Stored entries
________
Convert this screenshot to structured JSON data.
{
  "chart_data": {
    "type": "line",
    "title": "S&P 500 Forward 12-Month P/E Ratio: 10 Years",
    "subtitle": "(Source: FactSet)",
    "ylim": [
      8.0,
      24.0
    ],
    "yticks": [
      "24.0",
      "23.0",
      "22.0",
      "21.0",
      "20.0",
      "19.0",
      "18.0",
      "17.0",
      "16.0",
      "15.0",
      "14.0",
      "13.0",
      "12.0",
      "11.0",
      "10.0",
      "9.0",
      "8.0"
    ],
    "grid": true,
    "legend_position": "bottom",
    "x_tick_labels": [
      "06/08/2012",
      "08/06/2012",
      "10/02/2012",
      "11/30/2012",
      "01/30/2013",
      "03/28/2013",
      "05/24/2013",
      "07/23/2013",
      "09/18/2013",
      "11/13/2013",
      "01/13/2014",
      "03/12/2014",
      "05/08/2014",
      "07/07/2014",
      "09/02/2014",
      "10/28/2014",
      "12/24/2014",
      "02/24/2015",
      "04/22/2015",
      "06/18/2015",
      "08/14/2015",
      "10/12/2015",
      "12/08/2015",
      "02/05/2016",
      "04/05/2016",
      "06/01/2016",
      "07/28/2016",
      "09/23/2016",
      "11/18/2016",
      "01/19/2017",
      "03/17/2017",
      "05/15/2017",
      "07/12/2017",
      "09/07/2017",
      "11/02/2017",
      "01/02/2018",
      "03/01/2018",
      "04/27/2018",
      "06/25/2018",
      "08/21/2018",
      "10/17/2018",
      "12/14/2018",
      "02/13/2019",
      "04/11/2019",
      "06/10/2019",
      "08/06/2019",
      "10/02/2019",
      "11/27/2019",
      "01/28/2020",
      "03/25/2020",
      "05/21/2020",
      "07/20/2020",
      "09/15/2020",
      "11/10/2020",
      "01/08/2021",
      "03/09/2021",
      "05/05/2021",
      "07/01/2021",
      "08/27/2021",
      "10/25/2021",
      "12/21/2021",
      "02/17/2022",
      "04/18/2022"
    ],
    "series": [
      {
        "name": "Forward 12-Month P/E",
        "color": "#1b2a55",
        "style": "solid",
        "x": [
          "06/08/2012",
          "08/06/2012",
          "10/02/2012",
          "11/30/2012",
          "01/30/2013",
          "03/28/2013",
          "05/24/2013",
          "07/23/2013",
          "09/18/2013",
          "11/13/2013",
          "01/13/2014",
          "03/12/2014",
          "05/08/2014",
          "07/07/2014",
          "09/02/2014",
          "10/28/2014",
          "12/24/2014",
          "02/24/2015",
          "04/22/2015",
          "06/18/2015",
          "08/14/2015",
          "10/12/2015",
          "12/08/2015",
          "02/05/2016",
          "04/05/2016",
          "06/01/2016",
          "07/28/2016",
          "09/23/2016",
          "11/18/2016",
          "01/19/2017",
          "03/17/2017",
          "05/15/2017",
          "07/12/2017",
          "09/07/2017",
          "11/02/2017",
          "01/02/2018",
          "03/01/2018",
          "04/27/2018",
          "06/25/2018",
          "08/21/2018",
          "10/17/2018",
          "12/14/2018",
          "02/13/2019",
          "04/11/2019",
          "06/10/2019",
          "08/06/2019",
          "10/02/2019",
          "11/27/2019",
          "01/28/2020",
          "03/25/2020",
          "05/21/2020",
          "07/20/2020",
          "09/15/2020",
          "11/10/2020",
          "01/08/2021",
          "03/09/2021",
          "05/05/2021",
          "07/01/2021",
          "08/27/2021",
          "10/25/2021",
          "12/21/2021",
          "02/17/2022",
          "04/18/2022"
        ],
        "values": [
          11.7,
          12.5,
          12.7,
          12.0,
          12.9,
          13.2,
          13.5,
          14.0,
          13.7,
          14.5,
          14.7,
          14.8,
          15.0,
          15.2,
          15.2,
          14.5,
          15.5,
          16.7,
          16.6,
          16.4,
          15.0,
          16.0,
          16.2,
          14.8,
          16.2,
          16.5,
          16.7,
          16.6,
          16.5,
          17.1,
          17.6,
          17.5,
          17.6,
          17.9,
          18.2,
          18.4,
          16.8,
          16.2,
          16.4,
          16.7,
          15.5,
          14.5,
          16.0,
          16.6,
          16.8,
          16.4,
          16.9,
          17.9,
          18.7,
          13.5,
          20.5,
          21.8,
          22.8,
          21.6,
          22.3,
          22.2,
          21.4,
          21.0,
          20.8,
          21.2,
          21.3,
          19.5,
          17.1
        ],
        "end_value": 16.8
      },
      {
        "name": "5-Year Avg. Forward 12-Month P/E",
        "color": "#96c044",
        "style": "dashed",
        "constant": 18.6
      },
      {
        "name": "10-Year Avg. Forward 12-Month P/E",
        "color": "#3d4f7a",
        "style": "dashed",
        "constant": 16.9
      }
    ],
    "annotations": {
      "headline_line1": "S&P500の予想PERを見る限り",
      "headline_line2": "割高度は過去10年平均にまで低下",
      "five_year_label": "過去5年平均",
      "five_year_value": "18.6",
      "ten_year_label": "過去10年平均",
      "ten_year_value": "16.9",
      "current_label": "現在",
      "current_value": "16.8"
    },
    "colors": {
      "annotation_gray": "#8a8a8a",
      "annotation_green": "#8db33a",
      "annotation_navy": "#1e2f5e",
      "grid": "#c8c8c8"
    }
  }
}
________
> _Description of the task_
In the entries above, find each line with the word "name" and show it.

> _Written answer_
        "name": "Forward 12-Month P/E",
        "name": "5-Year Avg. Forward 12-Month P/E",
        "name": "10-Year Avg. Forward 12-Month P/E",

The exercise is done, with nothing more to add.